= PROBLEM =
Of the lines in the listing, how many include the string "title"? Write the number and nothing else.

[Dataset records on visual material]
──────────

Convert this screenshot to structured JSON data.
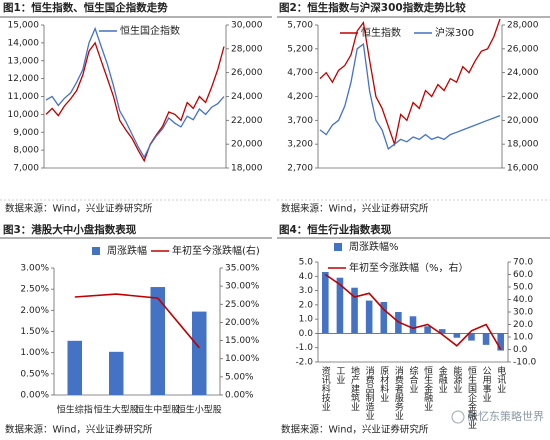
{
  "chart_data": [
    {
      "type": "line",
      "title": "图1：恒生指数、恒生国企指数走势",
      "source": "数据来源：Wind，兴业证券研究所",
      "ylim": [
        7000,
        15000
      ],
      "yticks": [
        {
          "value": 7000,
          "label": "7,000"
        },
        {
          "value": 8000,
          "label": "8,000"
        },
        {
          "value": 9000,
          "label": "9,000"
        },
        {
          "value": 10000,
          "label": "10,000"
        },
        {
          "value": 11000,
          "label": "11,000"
        },
        {
          "value": 12000,
          "label": "12,000"
        },
        {
          "value": 13000,
          "label": "13,000"
        },
        {
          "value": 14000,
          "label": "14,000"
        },
        {
          "value": 15000,
          "label": "15,000"
        }
      ],
      "y2lim": [
        18000,
        30000
      ],
      "y2ticks": [
        {
          "value": 18000,
          "label": "18,000"
        },
        {
          "value": 20000,
          "label": "20,000"
        },
        {
          "value": 22000,
          "label": "22,000"
        },
        {
          "value": 24000,
          "label": "24,000"
        },
        {
          "value": 26000,
          "label": "26,000"
        },
        {
          "value": 28000,
          "label": "28,000"
        },
        {
          "value": 30000,
          "label": "30,000"
        }
      ],
      "series": [
        {
          "color": "#c00000",
          "axis": "y2",
          "values": [
            22500,
            23000,
            22400,
            23200,
            23800,
            24500,
            25800,
            27800,
            28500,
            27000,
            25500,
            24000,
            22000,
            21200,
            20500,
            19500,
            18600,
            20000,
            20800,
            21500,
            22700,
            22500,
            22000,
            23500,
            23000,
            24000,
            23500,
            24800,
            26300,
            28200
          ]
        },
        {
          "name": "恒生国企指数",
          "color": "#4472c4",
          "axis": "y",
          "values": [
            10800,
            11000,
            10500,
            10900,
            11200,
            11800,
            12500,
            14000,
            14800,
            13800,
            12800,
            11600,
            10200,
            9600,
            8900,
            8200,
            7600,
            8300,
            8800,
            9200,
            9800,
            9500,
            9300,
            9900,
            9700,
            10300,
            10000,
            10400,
            10600,
            11000
          ]
        }
      ]
    },
    {
      "type": "line",
      "title": "图2：恒生指数与沪深300指数走势比较",
      "source": "数据来源：Wind，兴业证券研究所",
      "ylim": [
        2700,
        5700
      ],
      "yticks": [
        {
          "value": 2700,
          "label": "2,700"
        },
        {
          "value": 3200,
          "label": "3,200"
        },
        {
          "value": 3700,
          "label": "3,700"
        },
        {
          "value": 4200,
          "label": "4,200"
        },
        {
          "value": 4700,
          "label": "4,700"
        },
        {
          "value": 5200,
          "label": "5,200"
        },
        {
          "value": 5700,
          "label": "5,700"
        }
      ],
      "y2lim": [
        16000,
        28000
      ],
      "y2ticks": [
        {
          "value": 16000,
          "label": "16,000"
        },
        {
          "value": 18000,
          "label": "18,000"
        },
        {
          "value": 20000,
          "label": "20,000"
        },
        {
          "value": 22000,
          "label": "22,000"
        },
        {
          "value": 24000,
          "label": "24,000"
        },
        {
          "value": 26000,
          "label": "26,000"
        },
        {
          "value": 28000,
          "label": "28,000"
        }
      ],
      "series": [
        {
          "name": "恒生指数",
          "color": "#c00000",
          "axis": "y2",
          "values": [
            23500,
            24000,
            23200,
            24200,
            24600,
            25500,
            27500,
            28200,
            25000,
            22000,
            21000,
            19500,
            18000,
            20500,
            20000,
            21500,
            21000,
            22500,
            22000,
            23000,
            22500,
            23500,
            23200,
            24500,
            24000,
            25000,
            25800,
            26000,
            27000,
            28500
          ]
        },
        {
          "name": "沪深300",
          "color": "#4472c4",
          "axis": "y",
          "values": [
            3500,
            3400,
            3600,
            3700,
            4000,
            4500,
            5200,
            5300,
            4300,
            3700,
            3500,
            3100,
            3200,
            3300,
            3250,
            3350,
            3300,
            3400,
            3300,
            3350,
            3300,
            3400,
            3450,
            3500,
            3550,
            3600,
            3650,
            3700,
            3750,
            3800
          ]
        }
      ]
    },
    {
      "type": "combo",
      "title": "图3：港股大中小盘指数表现",
      "source": "数据来源：Wind，兴业证券研究所",
      "categories": [
        "恒生综指",
        "恒生大型股",
        "恒生中型股",
        "恒生小型股"
      ],
      "ylim": [
        0,
        3
      ],
      "yticks": [
        {
          "value": 0,
          "label": "0.00%"
        },
        {
          "value": 0.5,
          "label": "0.50%"
        },
        {
          "value": 1,
          "label": "1.00%"
        },
        {
          "value": 1.5,
          "label": "1.50%"
        },
        {
          "value": 2,
          "label": "2.00%"
        },
        {
          "value": 2.5,
          "label": "2.50%"
        },
        {
          "value": 3,
          "label": "3.00%"
        }
      ],
      "y2lim": [
        0,
        35
      ],
      "y2ticks": [
        {
          "value": 0,
          "label": "0.00%"
        },
        {
          "value": 5,
          "label": "5.00%"
        },
        {
          "value": 10,
          "label": "10.00%"
        },
        {
          "value": 15,
          "label": "15.00%"
        },
        {
          "value": 20,
          "label": "20.00%"
        },
        {
          "value": 25,
          "label": "25.00%"
        },
        {
          "value": 30,
          "label": "30.00%"
        },
        {
          "value": 35,
          "label": "35.00%"
        }
      ],
      "series": [
        {
          "name": "周涨跌幅",
          "type": "bar",
          "color": "#4472c4",
          "axis": "y",
          "values": [
            1.28,
            1.02,
            2.55,
            1.97
          ]
        },
        {
          "name": "年初至今涨跌幅(右)",
          "type": "line",
          "color": "#c00000",
          "axis": "y2",
          "values": [
            27.0,
            27.8,
            26.7,
            13.0
          ]
        }
      ]
    },
    {
      "type": "combo",
      "title": "图4：恒生行业指数表现",
      "source": "数据来源：Wind，兴业证券研究所",
      "categories": [
        "资讯科技业",
        "工业",
        "地产建筑业",
        "消费品制造业",
        "原材料业",
        "消费者服务业",
        "综合业",
        "恒生金融业",
        "金融业",
        "能源业",
        "恒生国企金融业",
        "公用事业",
        "电讯业"
      ],
      "ylim": [
        -2,
        5
      ],
      "yticks": [
        {
          "value": -2,
          "label": "-2.0"
        },
        {
          "value": -1,
          "label": "-1.0"
        },
        {
          "value": 0,
          "label": "0.0"
        },
        {
          "value": 1,
          "label": "1.0"
        },
        {
          "value": 2,
          "label": "2.0"
        },
        {
          "value": 3,
          "label": "3.0"
        },
        {
          "value": 4,
          "label": "4.0"
        },
        {
          "value": 5,
          "label": "5.0"
        }
      ],
      "y2lim": [
        -10,
        70
      ],
      "y2ticks": [
        {
          "value": -10,
          "label": "-10.0"
        },
        {
          "value": 0,
          "label": "0.0"
        },
        {
          "value": 10,
          "label": "10.0"
        },
        {
          "value": 20,
          "label": "20.0"
        },
        {
          "value": 30,
          "label": "30.0"
        },
        {
          "value": 40,
          "label": "40.0"
        },
        {
          "value": 50,
          "label": "50.0"
        },
        {
          "value": 60,
          "label": "60.0"
        },
        {
          "value": 70,
          "label": "70.0"
        }
      ],
      "series": [
        {
          "name": "周涨跌幅%",
          "type": "bar",
          "color": "#4472c4",
          "axis": "y",
          "values": [
            4.3,
            3.9,
            3.2,
            2.3,
            2.2,
            1.5,
            1.2,
            0.5,
            0.3,
            -0.3,
            -0.5,
            -0.8,
            -1.2
          ]
        },
        {
          "name": "年初至今涨跌幅（%，右）",
          "type": "line",
          "color": "#c00000",
          "axis": "y2",
          "values": [
            60,
            52,
            42,
            45,
            32,
            22,
            17,
            20,
            12,
            3,
            15,
            20,
            0
          ]
        }
      ]
    }
  ],
  "watermark": "张忆东策略世界"
}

──────────

= RESPONSE TO THIS EXERCISE =
4